- [Texto fornecido]:
Ilusões Perdidas leva para as telas uma parte do romance homônimo de Honoré de Balzac. O filme se concentra na malfadada tentativa do jovem Lucien de Rubempré (Benjamin Voisin) de realizar seus dois maiores sonhos. O primeiro é o de viver seu amor com Louise de Bargeton (Cécile de France), uma nobre mais velha e casada. O segundo sonho é publicar seu livro de poemas e se tornar um escritor. Louise parte da província de Angoulême para Paris quando seu marido descobre sobre o caso extraconjugal, e Lucien a acompanha.
O diretor francês Xavier Giannoli se preocupa em reconstituir convincentemente a época em que a trama se desenrola, o século XIX. Fez algo similar em seu filme Marguerite (2015), cuja história se passa em 1920. Porém, ao lado dos figurinos e dos cenários antigos, Giannoli nos surpreende com cenas inventivas, ainda que em doses cirúrgicas, para não atrapalhar o andamento da densa narrativa. Como exemplo, temos a tinta de impressão que se espalha por uma folha de papel, simbolizando os esquemas do jornalismo corrompido. Porém, o trecho mais alucinado reproduz o momento em que o sucesso sobe à cabeça de Lucien. Nessa cena, vemos o ator Benjamin Voisin deitado flutuando, com a câmera acompanhando seu rosto, enquanto objetos que representam luxo e riqueza passam por baixo dele.

- [Instrução dada 1]: Transcreva do texto sobre Ilusões Perdidas tudo desde "Ilusões Perdidas leva" até "Lucien a acompanha.".
- [Instrução dada 2]: Traduza para o inglês a frase "O segundo sonho é publicar seu livro de poemas e se tornar um escritor.", do texto sobre Ilusões Perdidas.
- [Instrução dada 3]: Continue o texto sobre o filme Ilusões Perdidas a partir do ponto em que ele termina.

- [Trechos da listagem]:
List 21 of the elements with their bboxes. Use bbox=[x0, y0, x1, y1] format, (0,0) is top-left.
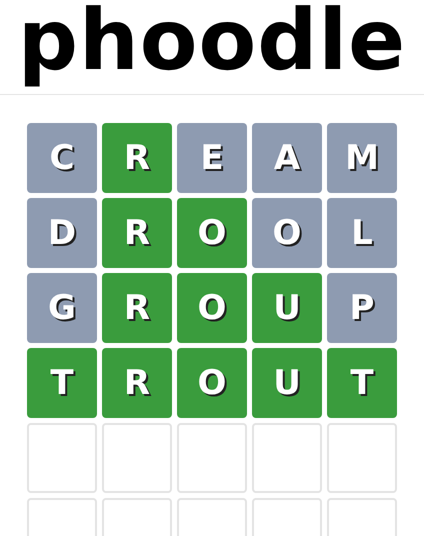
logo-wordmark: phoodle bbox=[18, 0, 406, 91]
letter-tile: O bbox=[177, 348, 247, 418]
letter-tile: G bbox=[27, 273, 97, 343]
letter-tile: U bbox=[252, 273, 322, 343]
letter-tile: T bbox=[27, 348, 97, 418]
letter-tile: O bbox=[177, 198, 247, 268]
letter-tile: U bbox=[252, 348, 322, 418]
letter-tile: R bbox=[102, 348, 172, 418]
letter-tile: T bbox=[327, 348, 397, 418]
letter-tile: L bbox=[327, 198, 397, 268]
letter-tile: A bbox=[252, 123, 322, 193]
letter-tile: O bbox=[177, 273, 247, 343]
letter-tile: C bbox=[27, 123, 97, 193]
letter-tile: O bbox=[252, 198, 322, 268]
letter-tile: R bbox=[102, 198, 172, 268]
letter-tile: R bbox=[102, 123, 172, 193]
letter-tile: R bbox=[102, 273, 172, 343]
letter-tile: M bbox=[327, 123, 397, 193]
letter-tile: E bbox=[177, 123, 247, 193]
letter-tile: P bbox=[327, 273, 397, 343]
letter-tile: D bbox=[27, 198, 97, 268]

- [Resposta da tarefa 1]:
Ilusões Perdidas leva para as telas uma parte do romance homônimo de Honoré de Balzac. O filme se concentra na malfadada tentativa do jovem Lucien de Rubempré (Benjamin Voisin) de realizar seus dois maiores sonhos. O primeiro é o de viver seu amor com Louise de Bargeton (Cécile de France), uma nobre mais velha e casada. O segundo sonho é publicar seu livro de poemas e se tornar um escritor. Louise parte da província de Angoulême para Paris quando seu marido descobre sobre o caso extraconjugal, e Lucien a acompanha.

- [Resposta da tarefa 2]: The second dream is to publish his book of poems and become a writer.

- [Resposta da tarefa 3]:
Origem literária
Desde o início, Ilusões Perdidas conta com uma voz que narra sentenças que parecem diretamente extraídas do livro de Balzac. O teor literário demanda a atenção do espectador, assim como os poemas escritos e lidos por Lucien durante o filme. Dessa forma, Xavier Giannoli parece fazer questão de conectar seu longa com o livro que o originou. Mais que isso, o recurso da narração contribui para dar ritmo ao enredo, notadamente durante a montagem que explica o esquema de faturamento dos pequenos jornais que publicam matérias vendidas. Ainda em relação ao narrador, apenas na conclusão é que conhecemos sua identidade.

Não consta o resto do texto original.